INSTRUCTIONS TO FOLLOW: Quote every line as written. Omit pictures.

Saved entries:
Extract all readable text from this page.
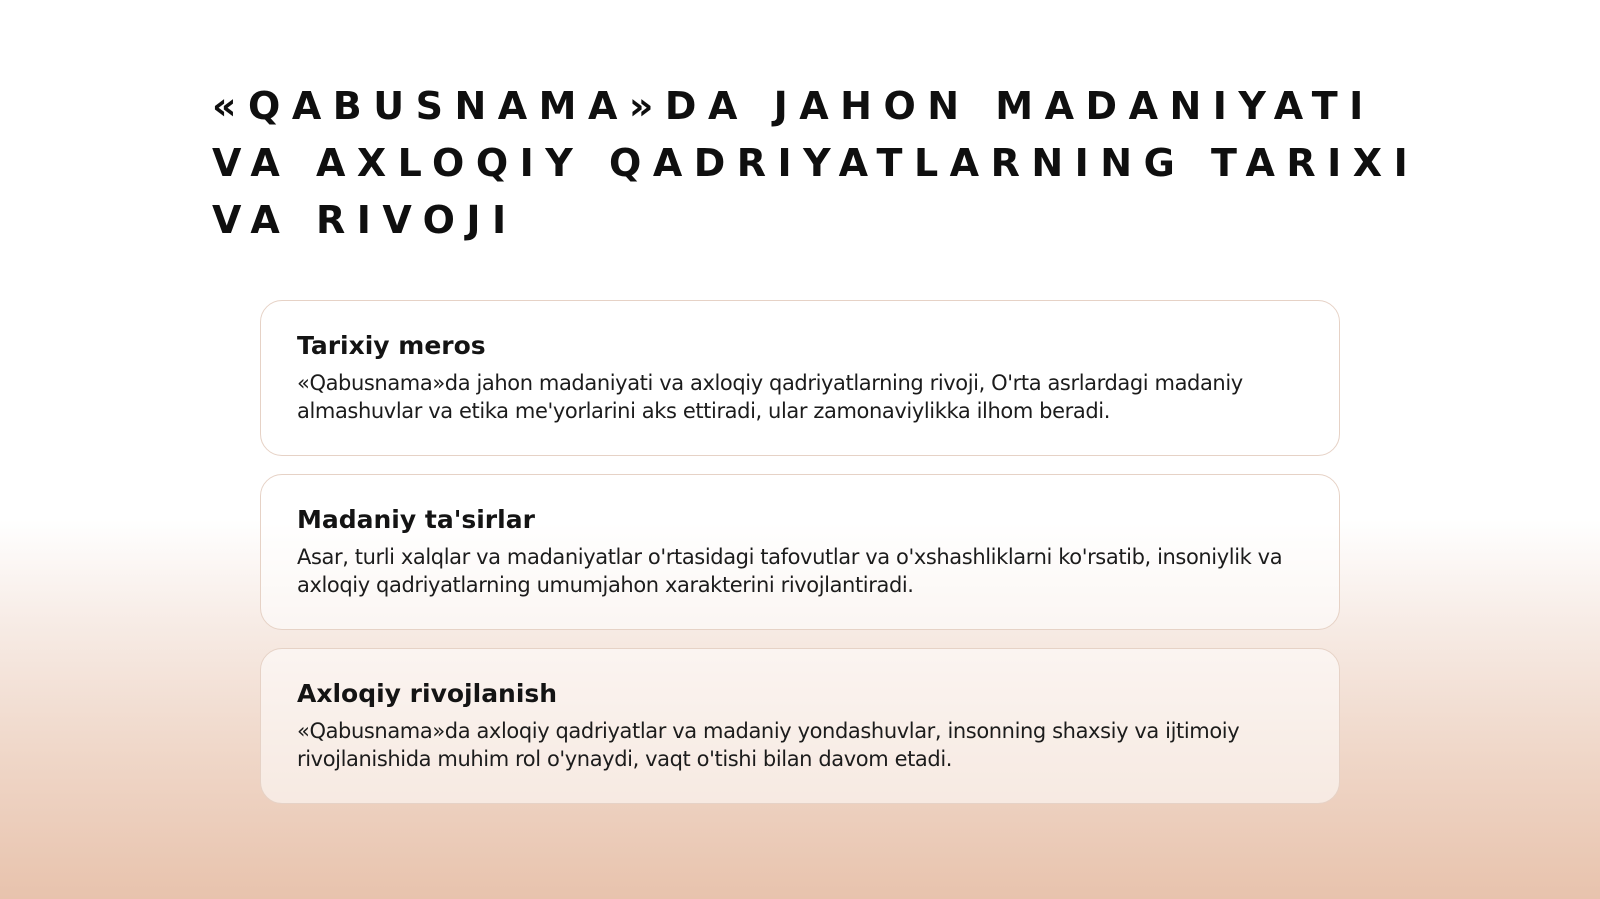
«QABUSNAMA»DA JAHON MADANIYATI VA AXLOQIY QADRIYATLARNING TARIXI VA RIVOJI
Tarixiy meros

«Qabusnama»da jahon madaniyati va axloqiy qadriyatlarning rivoji, O'rta asrlardagi madaniy almashuvlar va etika me'yorlarini aks ettiradi, ular zamonaviylikka ilhom beradi.

Madaniy ta'sirlar

Asar, turli xalqlar va madaniyatlar o'rtasidagi tafovutlar va o'xshashliklarni ko'rsatib, insoniylik va axloqiy qadriyatlarning umumjahon xarakterini rivojlantiradi.

Axloqiy rivojlanish

«Qabusnama»da axloqiy qadriyatlar va madaniy yondashuvlar, insonning shaxsiy va ijtimoiy rivojlanishida muhim rol o'ynaydi, vaqt o'tishi bilan davom etadi.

FINAL ANSWER:
Extract all readable text from this page.
«QABUSNAMA»DA JAHON MADANIYATI VA AXLOQIY QADRIYATLARNING TARIXI VA RIVOJI
Tarixiy meros

«Qabusnama»da jahon madaniyati va axloqiy qadriyatlarning rivoji, O'rta asrlardagi madaniy almashuvlar va etika me'yorlarini aks ettiradi, ular zamonaviylikka ilhom beradi.

Madaniy ta'sirlar

Asar, turli xalqlar va madaniyatlar o'rtasidagi tafovutlar va o'xshashliklarni ko'rsatib, insoniylik va axloqiy qadriyatlarning umumjahon xarakterini rivojlantiradi.

Axloqiy rivojlanish

«Qabusnama»da axloqiy qadriyatlar va madaniy yondashuvlar, insonning shaxsiy va ijtimoiy rivojlanishida muhim rol o'ynaydi, vaqt o'tishi bilan davom etadi.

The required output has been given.